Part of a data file
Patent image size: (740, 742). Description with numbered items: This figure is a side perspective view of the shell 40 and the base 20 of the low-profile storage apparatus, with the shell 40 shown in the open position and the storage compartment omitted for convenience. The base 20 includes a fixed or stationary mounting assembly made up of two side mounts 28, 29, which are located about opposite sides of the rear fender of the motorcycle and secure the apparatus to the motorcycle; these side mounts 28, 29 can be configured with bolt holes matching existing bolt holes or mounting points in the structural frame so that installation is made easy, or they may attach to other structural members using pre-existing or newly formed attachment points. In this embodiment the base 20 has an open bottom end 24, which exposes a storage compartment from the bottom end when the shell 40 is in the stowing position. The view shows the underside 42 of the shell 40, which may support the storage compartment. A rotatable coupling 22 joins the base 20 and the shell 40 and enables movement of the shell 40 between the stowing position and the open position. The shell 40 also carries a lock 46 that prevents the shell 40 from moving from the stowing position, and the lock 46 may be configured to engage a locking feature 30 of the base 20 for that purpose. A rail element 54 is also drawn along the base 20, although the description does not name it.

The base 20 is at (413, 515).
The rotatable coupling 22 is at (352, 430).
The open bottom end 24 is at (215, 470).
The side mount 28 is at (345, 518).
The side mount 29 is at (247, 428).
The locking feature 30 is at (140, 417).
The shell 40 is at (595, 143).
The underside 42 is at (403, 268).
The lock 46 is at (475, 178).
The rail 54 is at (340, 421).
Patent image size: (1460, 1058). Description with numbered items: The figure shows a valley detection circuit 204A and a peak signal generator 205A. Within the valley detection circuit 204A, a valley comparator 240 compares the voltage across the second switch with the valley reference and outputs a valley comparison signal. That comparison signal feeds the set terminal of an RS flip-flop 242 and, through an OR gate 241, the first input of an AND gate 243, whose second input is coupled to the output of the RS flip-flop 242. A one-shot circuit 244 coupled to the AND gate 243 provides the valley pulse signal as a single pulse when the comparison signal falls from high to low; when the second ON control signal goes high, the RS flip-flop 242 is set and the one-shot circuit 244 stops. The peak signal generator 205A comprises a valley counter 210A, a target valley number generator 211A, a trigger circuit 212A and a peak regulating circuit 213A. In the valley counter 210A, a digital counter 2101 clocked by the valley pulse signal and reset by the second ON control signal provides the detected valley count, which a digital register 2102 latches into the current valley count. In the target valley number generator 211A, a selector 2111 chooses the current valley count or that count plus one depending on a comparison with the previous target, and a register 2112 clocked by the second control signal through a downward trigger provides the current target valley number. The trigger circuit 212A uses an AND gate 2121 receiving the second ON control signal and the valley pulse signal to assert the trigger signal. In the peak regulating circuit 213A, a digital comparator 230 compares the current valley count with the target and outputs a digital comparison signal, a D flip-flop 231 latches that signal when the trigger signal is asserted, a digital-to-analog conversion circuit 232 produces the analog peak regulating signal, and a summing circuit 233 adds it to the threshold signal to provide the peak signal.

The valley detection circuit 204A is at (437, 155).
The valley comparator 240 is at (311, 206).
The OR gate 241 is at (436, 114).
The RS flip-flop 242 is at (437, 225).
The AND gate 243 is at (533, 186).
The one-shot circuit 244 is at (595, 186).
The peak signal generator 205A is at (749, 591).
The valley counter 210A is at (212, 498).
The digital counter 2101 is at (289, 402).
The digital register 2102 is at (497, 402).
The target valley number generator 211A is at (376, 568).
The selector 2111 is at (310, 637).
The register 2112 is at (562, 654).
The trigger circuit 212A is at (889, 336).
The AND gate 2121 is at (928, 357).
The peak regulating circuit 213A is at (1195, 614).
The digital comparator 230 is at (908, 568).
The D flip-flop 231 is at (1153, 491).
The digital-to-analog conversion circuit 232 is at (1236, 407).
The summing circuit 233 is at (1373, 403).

**Problem**
Turn the material into a JSON list of strings, one string for each line, leaving out the blank lines.

**Solved problem**
[
  "Patent image size: (740, 742). Description with numbered items: This figure is a side perspective view of the shell 40 and the base 20 of the low-profile storage apparatus, with the shell 40 shown in the open position and the storage compartment omitted for convenience. The base 20 includes a fixed or stationary mounting assembly made up of two side mounts 28, 29, which are located about opposite sides of the rear fender of the motorcycle and secure the apparatus to the motorcycle; these side mounts 28, 29 can be configured with bolt holes matching existing bolt holes or mounting points in the structural frame so that installation is made easy, or they may attach to other structural members using pre-existing or newly formed attachment points. In this embodiment the base 20 has an open bottom end 24, which exposes a storage compartment from the bottom end when the shell 40 is in the stowing position. The view shows the underside 42 of the shell 40, which may support the storage compartment. A rotatable coupling 22 joins the base 20 and the shell 40 and enables movement of the shell 40 between the stowing position and the open position. The shell 40 also carries a lock 46 that prevents the shell 40 from moving from the stowing position, and the lock 46 may be configured to engage a locking feature 30 of the base 20 for that purpose. A rail element 54 is also drawn along the base 20, although the description does not name it.",
  "The base 20 is at (413, 515).",
  "The rotatable coupling 22 is at (352, 430).",
  "The open bottom end 24 is at (215, 470).",
  "The side mount 28 is at (345, 518).",
  "The side mount 29 is at (247, 428).",
  "The locking feature 30 is at (140, 417).",
  "The shell 40 is at (595, 143).",
  "The underside 42 is at (403, 268).",
  "The lock 46 is at (475, 178).",
  "The rail 54 is at (340, 421).",
  "Patent image size: (1460, 1058). Description with numbered items: The figure shows a valley detection circuit 204A and a peak signal generator 205A. Within the valley detection circuit 204A, a valley comparator 240 compares the voltage across the second switch with the valley reference and outputs a valley comparison signal. That comparison signal feeds the set terminal of an RS flip-flop 242 and, through an OR gate 241, the first input of an AND gate 243, whose second input is coupled to the output of the RS flip-flop 242. A one-shot circuit 244 coupled to the AND gate 243 provides the valley pulse signal as a single pulse when the comparison signal falls from high to low; when the second ON control signal goes high, the RS flip-flop 242 is set and the one-shot circuit 244 stops. The peak signal generator 205A comprises a valley counter 210A, a target valley number generator 211A, a trigger circuit 212A and a peak regulating circuit 213A. In the valley counter 210A, a digital counter 2101 clocked by the valley pulse signal and reset by the second ON control signal provides the detected valley count, which a digital register 2102 latches into the current valley count. In the target valley number generator 211A, a selector 2111 chooses the current valley count or that count plus one depending on a comparison with the previous target, and a register 2112 clocked by the second control signal through a downward trigger provides the current target valley number. The trigger circuit 212A uses an AND gate 2121 receiving the second ON control signal and the valley pulse signal to assert the trigger signal. In the peak regulating circuit 213A, a digital comparator 230 compares the current valley count with the target and outputs a digital comparison signal, a D flip-flop 231 latches that signal when the trigger signal is asserted, a digital-to-analog conversion circuit 232 produces the analog peak regulating signal, and a summing circuit 233 adds it to the threshold signal to provide the peak signal.",
  "The valley detection circuit 204A is at (437, 155).",
  "The valley comparator 240 is at (311, 206).",
  "The OR gate 241 is at (436, 114).",
  "The RS flip-flop 242 is at (437, 225).",
  "The AND gate 243 is at (533, 186).",
  "The one-shot circuit 244 is at (595, 186).",
  "The peak signal generator 205A is at (749, 591).",
  "The valley counter 210A is at (212, 498).",
  "The digital counter 2101 is at (289, 402).",
  "The digital register 2102 is at (497, 402).",
  "The target valley number generator 211A is at (376, 568).",
  "The selector 2111 is at (310, 637).",
  "The register 2112 is at (562, 654).",
  "The trigger circuit 212A is at (889, 336).",
  "The AND gate 2121 is at (928, 357).",
  "The peak regulating circuit 213A is at (1195, 614).",
  "The digital comparator 230 is at (908, 568).",
  "The D flip-flop 231 is at (1153, 491).",
  "The digital-to-analog conversion circuit 232 is at (1236, 407).",
  "The summing circuit 233 is at (1373, 403)."
]